Recorded data
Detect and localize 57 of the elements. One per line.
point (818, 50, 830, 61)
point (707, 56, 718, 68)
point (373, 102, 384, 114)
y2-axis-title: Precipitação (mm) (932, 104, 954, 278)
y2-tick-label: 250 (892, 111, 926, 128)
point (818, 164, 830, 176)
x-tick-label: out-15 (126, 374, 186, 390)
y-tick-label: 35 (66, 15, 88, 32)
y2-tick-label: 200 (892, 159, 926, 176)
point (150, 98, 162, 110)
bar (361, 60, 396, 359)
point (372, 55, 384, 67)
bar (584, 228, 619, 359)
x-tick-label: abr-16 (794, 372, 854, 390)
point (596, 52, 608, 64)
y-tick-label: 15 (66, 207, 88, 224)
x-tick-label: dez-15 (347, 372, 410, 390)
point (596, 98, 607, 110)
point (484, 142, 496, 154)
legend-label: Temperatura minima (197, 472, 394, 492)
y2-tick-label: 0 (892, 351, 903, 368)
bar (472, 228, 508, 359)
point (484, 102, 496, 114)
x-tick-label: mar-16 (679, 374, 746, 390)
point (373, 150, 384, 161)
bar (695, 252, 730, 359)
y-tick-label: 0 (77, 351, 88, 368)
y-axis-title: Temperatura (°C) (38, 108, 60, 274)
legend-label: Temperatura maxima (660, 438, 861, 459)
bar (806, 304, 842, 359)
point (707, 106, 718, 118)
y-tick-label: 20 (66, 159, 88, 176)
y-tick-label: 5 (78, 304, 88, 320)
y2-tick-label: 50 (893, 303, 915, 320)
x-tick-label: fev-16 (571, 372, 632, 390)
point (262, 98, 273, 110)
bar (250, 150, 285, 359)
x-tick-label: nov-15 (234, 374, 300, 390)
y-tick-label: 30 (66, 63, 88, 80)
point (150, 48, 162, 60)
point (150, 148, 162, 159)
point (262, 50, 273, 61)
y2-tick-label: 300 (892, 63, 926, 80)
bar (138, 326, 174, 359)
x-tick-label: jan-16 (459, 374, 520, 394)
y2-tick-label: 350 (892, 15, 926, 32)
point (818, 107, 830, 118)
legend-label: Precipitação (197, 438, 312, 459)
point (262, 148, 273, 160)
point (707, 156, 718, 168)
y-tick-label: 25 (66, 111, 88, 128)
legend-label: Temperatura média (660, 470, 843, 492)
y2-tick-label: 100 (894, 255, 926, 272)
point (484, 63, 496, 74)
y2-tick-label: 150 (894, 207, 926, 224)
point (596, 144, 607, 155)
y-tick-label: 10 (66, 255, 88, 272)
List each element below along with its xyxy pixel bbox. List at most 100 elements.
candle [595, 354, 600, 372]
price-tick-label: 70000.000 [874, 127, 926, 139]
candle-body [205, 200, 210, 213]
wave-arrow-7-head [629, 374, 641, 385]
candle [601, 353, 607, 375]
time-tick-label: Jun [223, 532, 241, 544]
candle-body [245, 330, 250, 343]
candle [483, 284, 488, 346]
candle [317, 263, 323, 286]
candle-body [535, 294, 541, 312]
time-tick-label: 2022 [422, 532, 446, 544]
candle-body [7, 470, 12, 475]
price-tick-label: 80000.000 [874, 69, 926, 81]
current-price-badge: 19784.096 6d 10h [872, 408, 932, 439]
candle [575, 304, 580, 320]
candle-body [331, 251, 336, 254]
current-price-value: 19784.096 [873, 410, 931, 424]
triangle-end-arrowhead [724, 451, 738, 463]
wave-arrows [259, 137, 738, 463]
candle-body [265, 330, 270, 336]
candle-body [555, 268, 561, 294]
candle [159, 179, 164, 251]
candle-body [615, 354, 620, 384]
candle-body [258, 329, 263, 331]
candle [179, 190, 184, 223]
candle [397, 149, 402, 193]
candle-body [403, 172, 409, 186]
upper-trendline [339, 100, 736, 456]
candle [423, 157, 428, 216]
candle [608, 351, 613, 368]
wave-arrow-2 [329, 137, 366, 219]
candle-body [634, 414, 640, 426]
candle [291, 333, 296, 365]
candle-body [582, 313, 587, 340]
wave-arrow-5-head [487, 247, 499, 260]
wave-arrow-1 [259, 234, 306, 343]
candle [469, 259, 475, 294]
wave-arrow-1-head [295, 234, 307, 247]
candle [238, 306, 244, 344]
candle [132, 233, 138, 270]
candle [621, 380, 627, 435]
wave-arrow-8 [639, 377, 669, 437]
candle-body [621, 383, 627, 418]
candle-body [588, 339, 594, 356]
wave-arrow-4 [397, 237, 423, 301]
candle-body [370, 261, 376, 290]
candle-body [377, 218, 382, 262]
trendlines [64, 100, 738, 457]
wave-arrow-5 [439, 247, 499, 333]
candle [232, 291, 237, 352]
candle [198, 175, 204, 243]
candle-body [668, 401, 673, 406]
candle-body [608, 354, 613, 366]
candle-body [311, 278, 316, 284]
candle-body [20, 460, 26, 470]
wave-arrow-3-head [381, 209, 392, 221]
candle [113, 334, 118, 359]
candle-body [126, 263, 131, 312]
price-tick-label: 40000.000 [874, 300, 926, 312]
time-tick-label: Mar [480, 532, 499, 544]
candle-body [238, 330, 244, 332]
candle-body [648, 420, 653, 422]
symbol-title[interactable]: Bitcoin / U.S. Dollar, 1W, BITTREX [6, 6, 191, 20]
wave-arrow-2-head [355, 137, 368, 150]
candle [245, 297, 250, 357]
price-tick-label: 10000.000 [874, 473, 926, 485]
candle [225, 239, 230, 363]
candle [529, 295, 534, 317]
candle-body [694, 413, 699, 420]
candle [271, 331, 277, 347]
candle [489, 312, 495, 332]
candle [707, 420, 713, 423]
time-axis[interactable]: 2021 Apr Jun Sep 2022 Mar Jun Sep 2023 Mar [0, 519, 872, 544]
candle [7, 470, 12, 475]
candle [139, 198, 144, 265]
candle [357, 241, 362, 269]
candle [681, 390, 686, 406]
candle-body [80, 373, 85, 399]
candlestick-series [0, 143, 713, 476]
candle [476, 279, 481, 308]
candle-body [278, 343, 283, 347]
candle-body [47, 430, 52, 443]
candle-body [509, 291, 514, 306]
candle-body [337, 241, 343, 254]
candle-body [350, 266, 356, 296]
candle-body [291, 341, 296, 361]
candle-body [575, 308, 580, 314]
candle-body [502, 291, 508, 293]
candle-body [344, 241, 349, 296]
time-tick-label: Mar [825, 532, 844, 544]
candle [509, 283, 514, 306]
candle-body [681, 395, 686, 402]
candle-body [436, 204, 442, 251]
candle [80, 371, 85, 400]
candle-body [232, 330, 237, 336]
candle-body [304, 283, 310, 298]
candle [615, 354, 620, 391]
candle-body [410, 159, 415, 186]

Task prompt
Copy all of the material above line for line, keeping every character the same.

Exercise result
Detect and localize 57 of the elements. One per line.
point (818, 50, 830, 61)
point (707, 56, 718, 68)
point (373, 102, 384, 114)
y2-axis-title: Precipitação (mm) (932, 104, 954, 278)
y2-tick-label: 250 (892, 111, 926, 128)
point (818, 164, 830, 176)
x-tick-label: out-15 (126, 374, 186, 390)
y-tick-label: 35 (66, 15, 88, 32)
y2-tick-label: 200 (892, 159, 926, 176)
point (150, 98, 162, 110)
bar (361, 60, 396, 359)
point (372, 55, 384, 67)
bar (584, 228, 619, 359)
x-tick-label: abr-16 (794, 372, 854, 390)
point (596, 52, 608, 64)
y-tick-label: 15 (66, 207, 88, 224)
x-tick-label: dez-15 (347, 372, 410, 390)
point (596, 98, 607, 110)
point (484, 142, 496, 154)
legend-label: Temperatura minima (197, 472, 394, 492)
y2-tick-label: 0 (892, 351, 903, 368)
bar (472, 228, 508, 359)
point (484, 102, 496, 114)
x-tick-label: mar-16 (679, 374, 746, 390)
point (373, 150, 384, 161)
bar (695, 252, 730, 359)
y-tick-label: 0 (77, 351, 88, 368)
y-axis-title: Temperatura (°C) (38, 108, 60, 274)
legend-label: Temperatura maxima (660, 438, 861, 459)
bar (806, 304, 842, 359)
point (707, 106, 718, 118)
y-tick-label: 20 (66, 159, 88, 176)
y-tick-label: 5 (78, 304, 88, 320)
y2-tick-label: 50 (893, 303, 915, 320)
x-tick-label: fev-16 (571, 372, 632, 390)
point (262, 98, 273, 110)
bar (250, 150, 285, 359)
x-tick-label: nov-15 (234, 374, 300, 390)
y-tick-label: 30 (66, 63, 88, 80)
point (150, 48, 162, 60)
point (150, 148, 162, 159)
point (262, 50, 273, 61)
y2-tick-label: 300 (892, 63, 926, 80)
bar (138, 326, 174, 359)
x-tick-label: jan-16 (459, 374, 520, 394)
y2-tick-label: 350 (892, 15, 926, 32)
point (818, 107, 830, 118)
legend-label: Precipitação (197, 438, 312, 459)
point (262, 148, 273, 160)
point (707, 156, 718, 168)
y-tick-label: 25 (66, 111, 88, 128)
legend-label: Temperatura média (660, 470, 843, 492)
y2-tick-label: 100 (894, 255, 926, 272)
point (484, 63, 496, 74)
y2-tick-label: 150 (894, 207, 926, 224)
point (596, 144, 607, 155)
y-tick-label: 10 (66, 255, 88, 272)
List each element below along with its xyxy pixel bbox. List at most 100 elements.
candle [595, 354, 600, 372]
price-tick-label: 70000.000 [874, 127, 926, 139]
candle-body [205, 200, 210, 213]
wave-arrow-7-head [629, 374, 641, 385]
candle [601, 353, 607, 375]
time-tick-label: Jun [223, 532, 241, 544]
candle-body [245, 330, 250, 343]
candle [483, 284, 488, 346]
candle [317, 263, 323, 286]
candle-body [535, 294, 541, 312]
time-tick-label: 2022 [422, 532, 446, 544]
candle-body [7, 470, 12, 475]
price-tick-label: 80000.000 [874, 69, 926, 81]
current-price-badge: 19784.096 6d 10h [872, 408, 932, 439]
candle [575, 304, 580, 320]
candle-body [331, 251, 336, 254]
current-price-value: 19784.096 [873, 410, 931, 424]
triangle-end-arrowhead [724, 451, 738, 463]
wave-arrows [259, 137, 738, 463]
candle-body [265, 330, 270, 336]
candle-body [555, 268, 561, 294]
candle [159, 179, 164, 251]
candle-body [615, 354, 620, 384]
candle-body [258, 329, 263, 331]
candle [179, 190, 184, 223]
candle [397, 149, 402, 193]
candle-body [403, 172, 409, 186]
upper-trendline [339, 100, 736, 456]
candle [423, 157, 428, 216]
candle [608, 351, 613, 368]
wave-arrow-2 [329, 137, 366, 219]
candle-body [634, 414, 640, 426]
candle [291, 333, 296, 365]
candle-body [582, 313, 587, 340]
wave-arrow-5-head [487, 247, 499, 260]
wave-arrow-1 [259, 234, 306, 343]
candle [469, 259, 475, 294]
wave-arrow-1-head [295, 234, 307, 247]
candle [238, 306, 244, 344]
candle [132, 233, 138, 270]
candle [621, 380, 627, 435]
wave-arrow-8 [639, 377, 669, 437]
candle-body [621, 383, 627, 418]
candle-body [588, 339, 594, 356]
wave-arrow-4 [397, 237, 423, 301]
candle-body [370, 261, 376, 290]
candle-body [377, 218, 382, 262]
trendlines [64, 100, 738, 457]
wave-arrow-5 [439, 247, 499, 333]
candle [232, 291, 237, 352]
candle [198, 175, 204, 243]
candle-body [668, 401, 673, 406]
candle-body [608, 354, 613, 366]
candle-body [311, 278, 316, 284]
candle-body [20, 460, 26, 470]
wave-arrow-3-head [381, 209, 392, 221]
candle [113, 334, 118, 359]
candle-body [126, 263, 131, 312]
price-tick-label: 40000.000 [874, 300, 926, 312]
time-tick-label: Mar [480, 532, 499, 544]
candle-body [238, 330, 244, 332]
candle-body [648, 420, 653, 422]
symbol-title[interactable]: Bitcoin / U.S. Dollar, 1W, BITTREX [6, 6, 191, 20]
wave-arrow-2-head [355, 137, 368, 150]
candle [245, 297, 250, 357]
price-tick-label: 10000.000 [874, 473, 926, 485]
candle [225, 239, 230, 363]
candle [529, 295, 534, 317]
candle-body [694, 413, 699, 420]
candle [271, 331, 277, 347]
candle [489, 312, 495, 332]
candle [707, 420, 713, 423]
time-axis[interactable]: 2021 Apr Jun Sep 2022 Mar Jun Sep 2023 Mar [0, 519, 872, 544]
candle [7, 470, 12, 475]
candle [139, 198, 144, 265]
candle [357, 241, 362, 269]
candle [681, 390, 686, 406]
candle-body [80, 373, 85, 399]
candlestick-series [0, 143, 713, 476]
candle [476, 279, 481, 308]
candle-body [278, 343, 283, 347]
candle-body [47, 430, 52, 443]
candle-body [509, 291, 514, 306]
candle-body [337, 241, 343, 254]
candle-body [350, 266, 356, 296]
candle-body [291, 341, 296, 361]
candle-body [575, 308, 580, 314]
candle-body [502, 291, 508, 293]
candle-body [344, 241, 349, 296]
time-tick-label: Mar [825, 532, 844, 544]
candle [509, 283, 514, 306]
candle-body [681, 395, 686, 402]
candle-body [436, 204, 442, 251]
candle [80, 371, 85, 400]
candle-body [232, 330, 237, 336]
candle-body [304, 283, 310, 298]
candle [615, 354, 620, 391]
candle-body [410, 159, 415, 186]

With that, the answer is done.